* **DATASET EXTRACT**:
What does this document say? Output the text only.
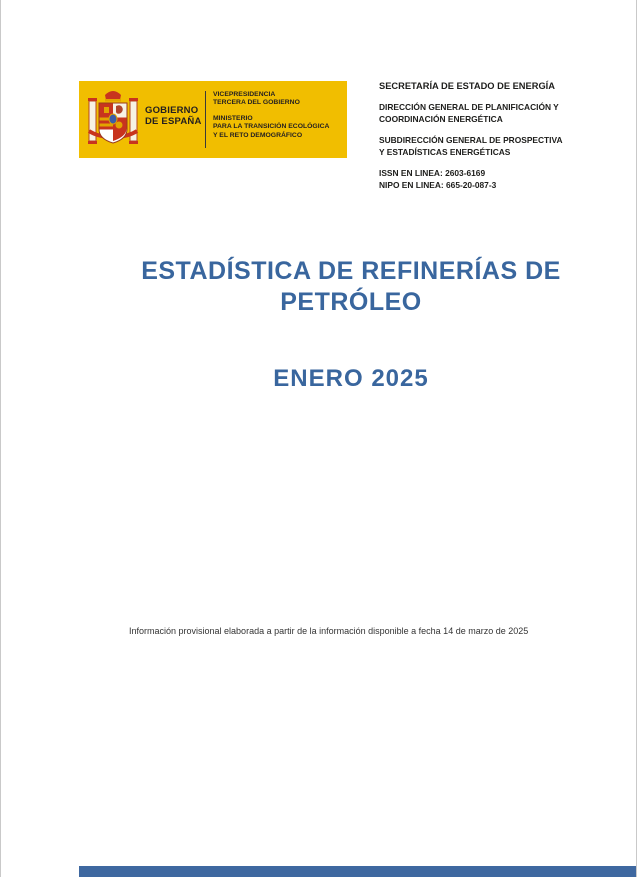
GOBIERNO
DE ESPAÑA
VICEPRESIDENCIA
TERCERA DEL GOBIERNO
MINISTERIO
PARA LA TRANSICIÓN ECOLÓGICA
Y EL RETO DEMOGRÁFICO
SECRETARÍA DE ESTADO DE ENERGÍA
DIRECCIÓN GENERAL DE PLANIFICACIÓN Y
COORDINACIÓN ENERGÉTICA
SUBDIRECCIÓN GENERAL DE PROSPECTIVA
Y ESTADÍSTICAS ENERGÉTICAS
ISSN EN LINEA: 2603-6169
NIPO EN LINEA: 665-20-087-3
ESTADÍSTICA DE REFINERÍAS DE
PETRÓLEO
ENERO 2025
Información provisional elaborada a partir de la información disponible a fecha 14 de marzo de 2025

---

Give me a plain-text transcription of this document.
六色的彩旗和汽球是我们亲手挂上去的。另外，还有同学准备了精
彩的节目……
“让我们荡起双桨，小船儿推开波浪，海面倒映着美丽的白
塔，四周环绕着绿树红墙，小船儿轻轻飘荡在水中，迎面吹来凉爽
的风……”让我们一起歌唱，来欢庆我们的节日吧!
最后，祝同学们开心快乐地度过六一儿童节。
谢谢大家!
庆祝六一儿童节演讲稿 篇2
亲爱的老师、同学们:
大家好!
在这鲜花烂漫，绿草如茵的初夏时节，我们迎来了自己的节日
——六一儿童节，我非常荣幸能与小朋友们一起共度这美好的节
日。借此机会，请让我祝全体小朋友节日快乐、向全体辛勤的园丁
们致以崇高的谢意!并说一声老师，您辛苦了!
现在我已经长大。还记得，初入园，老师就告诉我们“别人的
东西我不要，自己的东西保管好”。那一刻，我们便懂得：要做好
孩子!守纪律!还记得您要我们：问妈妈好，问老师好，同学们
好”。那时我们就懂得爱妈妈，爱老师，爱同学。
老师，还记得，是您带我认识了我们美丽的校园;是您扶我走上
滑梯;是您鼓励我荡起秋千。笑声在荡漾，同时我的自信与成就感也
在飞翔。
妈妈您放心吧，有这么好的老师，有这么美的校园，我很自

* **DIRECTIONS FOR THIS TASK**: Report how many lines of the listing above include the word "GENERAL". Say nothing but the number.

* **PROBLEM SOLUTION**: 2